* [EXERCISE OBJECTIVE]:
Within the listing below, locate all lines containing the word "name". Copy each one.

○ ○ ○

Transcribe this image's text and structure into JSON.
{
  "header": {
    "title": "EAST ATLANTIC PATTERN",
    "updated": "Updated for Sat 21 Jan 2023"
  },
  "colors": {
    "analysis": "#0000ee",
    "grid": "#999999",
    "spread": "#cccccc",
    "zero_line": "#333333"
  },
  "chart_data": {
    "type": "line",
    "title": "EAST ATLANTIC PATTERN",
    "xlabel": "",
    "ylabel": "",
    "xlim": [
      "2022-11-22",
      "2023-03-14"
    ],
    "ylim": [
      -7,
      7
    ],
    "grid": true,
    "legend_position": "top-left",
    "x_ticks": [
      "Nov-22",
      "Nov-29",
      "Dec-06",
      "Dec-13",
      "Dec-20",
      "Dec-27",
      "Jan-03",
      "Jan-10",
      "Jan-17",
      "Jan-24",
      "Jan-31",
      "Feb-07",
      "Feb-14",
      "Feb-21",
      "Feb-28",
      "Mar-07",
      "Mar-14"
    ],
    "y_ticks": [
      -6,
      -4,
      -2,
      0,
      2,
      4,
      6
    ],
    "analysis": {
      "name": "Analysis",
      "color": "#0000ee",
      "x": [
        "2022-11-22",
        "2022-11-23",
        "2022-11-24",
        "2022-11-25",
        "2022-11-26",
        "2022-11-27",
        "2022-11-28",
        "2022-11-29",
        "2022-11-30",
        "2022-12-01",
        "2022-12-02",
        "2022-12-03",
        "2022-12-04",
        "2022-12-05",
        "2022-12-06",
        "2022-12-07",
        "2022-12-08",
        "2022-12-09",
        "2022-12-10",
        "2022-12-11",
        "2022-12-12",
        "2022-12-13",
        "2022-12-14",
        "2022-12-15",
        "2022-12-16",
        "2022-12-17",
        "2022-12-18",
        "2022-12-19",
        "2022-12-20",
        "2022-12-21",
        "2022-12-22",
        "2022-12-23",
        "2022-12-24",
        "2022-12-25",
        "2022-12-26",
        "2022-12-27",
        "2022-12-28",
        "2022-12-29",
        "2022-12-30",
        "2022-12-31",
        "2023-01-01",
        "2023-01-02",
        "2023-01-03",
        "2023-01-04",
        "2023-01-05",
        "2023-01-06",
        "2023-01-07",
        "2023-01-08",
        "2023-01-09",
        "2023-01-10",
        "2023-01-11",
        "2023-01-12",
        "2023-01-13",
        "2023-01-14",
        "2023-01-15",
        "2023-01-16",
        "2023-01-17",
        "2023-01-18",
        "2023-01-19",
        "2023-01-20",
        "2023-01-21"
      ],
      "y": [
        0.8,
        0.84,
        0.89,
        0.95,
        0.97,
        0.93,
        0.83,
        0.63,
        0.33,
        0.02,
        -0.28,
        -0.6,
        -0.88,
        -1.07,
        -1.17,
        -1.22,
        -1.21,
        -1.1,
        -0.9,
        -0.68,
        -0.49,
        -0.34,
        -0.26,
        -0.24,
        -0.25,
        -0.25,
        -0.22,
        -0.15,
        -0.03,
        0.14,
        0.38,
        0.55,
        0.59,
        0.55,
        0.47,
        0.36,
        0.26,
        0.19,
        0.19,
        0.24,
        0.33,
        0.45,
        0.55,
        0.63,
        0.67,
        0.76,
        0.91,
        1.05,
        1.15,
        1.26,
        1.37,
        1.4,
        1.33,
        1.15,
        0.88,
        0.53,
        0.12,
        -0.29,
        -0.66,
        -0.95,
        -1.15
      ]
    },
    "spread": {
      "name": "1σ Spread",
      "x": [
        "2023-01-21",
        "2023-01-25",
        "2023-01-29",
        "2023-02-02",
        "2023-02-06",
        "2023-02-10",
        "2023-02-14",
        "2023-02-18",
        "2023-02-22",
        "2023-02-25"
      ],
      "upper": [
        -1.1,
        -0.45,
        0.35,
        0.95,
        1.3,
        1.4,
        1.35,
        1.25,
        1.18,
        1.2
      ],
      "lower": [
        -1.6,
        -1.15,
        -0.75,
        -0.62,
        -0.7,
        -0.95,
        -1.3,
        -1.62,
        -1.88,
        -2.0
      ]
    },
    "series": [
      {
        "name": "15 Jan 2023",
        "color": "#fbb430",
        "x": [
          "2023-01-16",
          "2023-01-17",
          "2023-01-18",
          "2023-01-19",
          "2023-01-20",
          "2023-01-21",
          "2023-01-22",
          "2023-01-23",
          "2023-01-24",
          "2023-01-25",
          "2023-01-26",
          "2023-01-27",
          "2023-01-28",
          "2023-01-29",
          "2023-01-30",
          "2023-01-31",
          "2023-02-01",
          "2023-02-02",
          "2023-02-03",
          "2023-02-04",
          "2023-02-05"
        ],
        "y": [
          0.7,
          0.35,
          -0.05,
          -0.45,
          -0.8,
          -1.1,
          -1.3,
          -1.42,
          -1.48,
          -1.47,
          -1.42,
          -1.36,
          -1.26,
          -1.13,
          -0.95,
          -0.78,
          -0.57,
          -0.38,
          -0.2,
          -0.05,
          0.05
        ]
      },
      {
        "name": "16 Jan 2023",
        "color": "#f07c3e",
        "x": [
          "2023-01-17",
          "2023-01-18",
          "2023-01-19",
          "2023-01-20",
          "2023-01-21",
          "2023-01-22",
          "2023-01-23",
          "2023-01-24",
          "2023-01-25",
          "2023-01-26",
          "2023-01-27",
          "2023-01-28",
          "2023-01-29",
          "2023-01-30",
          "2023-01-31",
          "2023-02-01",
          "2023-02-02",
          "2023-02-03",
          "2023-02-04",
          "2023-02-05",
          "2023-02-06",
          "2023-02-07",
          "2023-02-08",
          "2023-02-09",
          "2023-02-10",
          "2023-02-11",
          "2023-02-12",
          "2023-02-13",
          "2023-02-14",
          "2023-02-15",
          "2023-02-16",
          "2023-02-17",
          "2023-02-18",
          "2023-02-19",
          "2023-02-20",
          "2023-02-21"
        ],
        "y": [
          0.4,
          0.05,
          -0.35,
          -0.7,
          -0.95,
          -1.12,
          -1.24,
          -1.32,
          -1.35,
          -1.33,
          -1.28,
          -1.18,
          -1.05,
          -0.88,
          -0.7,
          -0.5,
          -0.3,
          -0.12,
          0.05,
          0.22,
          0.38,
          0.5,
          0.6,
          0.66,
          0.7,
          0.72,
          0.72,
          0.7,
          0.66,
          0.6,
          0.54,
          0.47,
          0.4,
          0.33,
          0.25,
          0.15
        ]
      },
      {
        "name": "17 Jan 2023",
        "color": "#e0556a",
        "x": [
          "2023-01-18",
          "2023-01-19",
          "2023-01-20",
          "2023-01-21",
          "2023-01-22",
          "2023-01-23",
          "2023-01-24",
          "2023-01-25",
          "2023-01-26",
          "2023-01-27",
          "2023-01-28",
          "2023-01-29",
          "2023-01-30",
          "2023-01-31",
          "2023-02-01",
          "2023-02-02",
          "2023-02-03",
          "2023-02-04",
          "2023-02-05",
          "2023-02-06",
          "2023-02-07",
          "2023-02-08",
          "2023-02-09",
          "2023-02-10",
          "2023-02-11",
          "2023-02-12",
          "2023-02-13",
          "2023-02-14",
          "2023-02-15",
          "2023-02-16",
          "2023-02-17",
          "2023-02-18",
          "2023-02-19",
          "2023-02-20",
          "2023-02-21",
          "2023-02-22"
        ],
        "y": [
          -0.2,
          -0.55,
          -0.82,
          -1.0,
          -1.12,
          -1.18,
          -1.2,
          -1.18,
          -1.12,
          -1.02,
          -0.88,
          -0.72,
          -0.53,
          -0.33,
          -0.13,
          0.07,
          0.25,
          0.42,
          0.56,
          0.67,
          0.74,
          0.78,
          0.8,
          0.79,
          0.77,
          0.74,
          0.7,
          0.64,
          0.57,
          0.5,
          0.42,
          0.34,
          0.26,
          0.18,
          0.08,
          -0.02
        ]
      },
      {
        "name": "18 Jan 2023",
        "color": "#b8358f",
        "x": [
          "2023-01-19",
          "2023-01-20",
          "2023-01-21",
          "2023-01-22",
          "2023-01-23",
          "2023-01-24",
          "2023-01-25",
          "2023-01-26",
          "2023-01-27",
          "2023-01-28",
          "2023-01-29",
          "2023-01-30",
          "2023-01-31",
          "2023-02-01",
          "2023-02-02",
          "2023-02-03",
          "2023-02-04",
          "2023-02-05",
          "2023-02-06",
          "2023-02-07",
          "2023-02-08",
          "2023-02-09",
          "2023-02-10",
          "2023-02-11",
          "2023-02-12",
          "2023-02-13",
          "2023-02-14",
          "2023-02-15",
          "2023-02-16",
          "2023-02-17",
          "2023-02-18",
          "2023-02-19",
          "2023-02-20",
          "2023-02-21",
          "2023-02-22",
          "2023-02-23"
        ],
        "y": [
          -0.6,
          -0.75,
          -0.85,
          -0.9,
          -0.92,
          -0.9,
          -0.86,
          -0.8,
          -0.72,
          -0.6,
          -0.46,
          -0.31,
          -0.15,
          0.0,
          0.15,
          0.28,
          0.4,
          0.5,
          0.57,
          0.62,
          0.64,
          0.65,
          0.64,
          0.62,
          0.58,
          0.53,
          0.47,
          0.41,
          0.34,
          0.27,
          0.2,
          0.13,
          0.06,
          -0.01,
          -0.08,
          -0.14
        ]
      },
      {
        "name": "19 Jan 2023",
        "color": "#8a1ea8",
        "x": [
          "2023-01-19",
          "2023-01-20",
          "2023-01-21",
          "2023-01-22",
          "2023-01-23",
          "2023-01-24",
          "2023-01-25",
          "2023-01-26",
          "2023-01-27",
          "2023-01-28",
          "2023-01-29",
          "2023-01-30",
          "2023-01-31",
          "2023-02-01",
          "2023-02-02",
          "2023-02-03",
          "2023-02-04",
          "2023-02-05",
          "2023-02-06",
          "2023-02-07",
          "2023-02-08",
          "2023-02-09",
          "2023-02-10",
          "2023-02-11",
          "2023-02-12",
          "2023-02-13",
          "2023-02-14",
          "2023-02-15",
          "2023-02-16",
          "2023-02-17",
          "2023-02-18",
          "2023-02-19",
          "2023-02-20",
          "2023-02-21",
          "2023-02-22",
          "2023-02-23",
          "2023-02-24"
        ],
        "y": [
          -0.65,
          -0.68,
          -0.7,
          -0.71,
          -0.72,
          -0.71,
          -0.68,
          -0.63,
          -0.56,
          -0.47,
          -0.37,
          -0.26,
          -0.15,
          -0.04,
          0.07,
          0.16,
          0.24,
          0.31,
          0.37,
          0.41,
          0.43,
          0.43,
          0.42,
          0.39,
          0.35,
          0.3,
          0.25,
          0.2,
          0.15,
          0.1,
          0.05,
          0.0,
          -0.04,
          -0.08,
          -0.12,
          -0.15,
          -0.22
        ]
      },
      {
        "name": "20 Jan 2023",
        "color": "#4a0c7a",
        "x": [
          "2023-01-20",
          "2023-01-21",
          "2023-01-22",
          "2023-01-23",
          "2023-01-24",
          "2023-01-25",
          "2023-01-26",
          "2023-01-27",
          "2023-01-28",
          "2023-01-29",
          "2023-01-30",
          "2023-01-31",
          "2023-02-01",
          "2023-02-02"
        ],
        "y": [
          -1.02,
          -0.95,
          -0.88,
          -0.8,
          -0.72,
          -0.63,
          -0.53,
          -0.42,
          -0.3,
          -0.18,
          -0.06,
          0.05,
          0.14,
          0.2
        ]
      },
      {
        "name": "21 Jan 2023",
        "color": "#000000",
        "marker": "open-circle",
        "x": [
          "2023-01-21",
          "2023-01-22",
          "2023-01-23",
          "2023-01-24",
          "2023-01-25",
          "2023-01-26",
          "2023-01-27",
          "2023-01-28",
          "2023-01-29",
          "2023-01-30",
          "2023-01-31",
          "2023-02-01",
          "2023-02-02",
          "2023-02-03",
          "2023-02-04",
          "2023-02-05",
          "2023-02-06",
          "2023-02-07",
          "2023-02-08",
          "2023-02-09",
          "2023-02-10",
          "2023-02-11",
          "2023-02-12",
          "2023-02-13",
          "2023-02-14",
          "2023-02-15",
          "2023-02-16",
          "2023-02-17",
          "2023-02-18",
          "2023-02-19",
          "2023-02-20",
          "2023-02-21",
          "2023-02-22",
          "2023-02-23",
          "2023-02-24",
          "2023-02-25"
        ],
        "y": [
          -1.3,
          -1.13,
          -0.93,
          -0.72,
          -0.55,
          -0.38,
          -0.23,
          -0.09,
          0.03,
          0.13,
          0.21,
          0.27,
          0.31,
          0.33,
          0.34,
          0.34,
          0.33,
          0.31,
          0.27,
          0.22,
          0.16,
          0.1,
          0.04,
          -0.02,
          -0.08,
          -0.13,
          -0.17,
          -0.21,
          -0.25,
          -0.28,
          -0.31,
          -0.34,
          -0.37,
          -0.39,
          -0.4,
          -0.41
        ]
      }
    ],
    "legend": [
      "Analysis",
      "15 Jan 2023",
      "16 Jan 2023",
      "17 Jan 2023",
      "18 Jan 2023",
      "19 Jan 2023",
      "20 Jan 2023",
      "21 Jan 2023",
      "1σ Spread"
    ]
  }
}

○ ○ ○

* [FINAL RESULT]:
      "name": "Analysis",
      "name": "1σ Spread",
        "name": "15 Jan 2023",
        "name": "16 Jan 2023",
        "name": "17 Jan 2023",
        "name": "18 Jan 2023",
        "name": "19 Jan 2023",
        "name": "20 Jan 2023",
        "name": "21 Jan 2023",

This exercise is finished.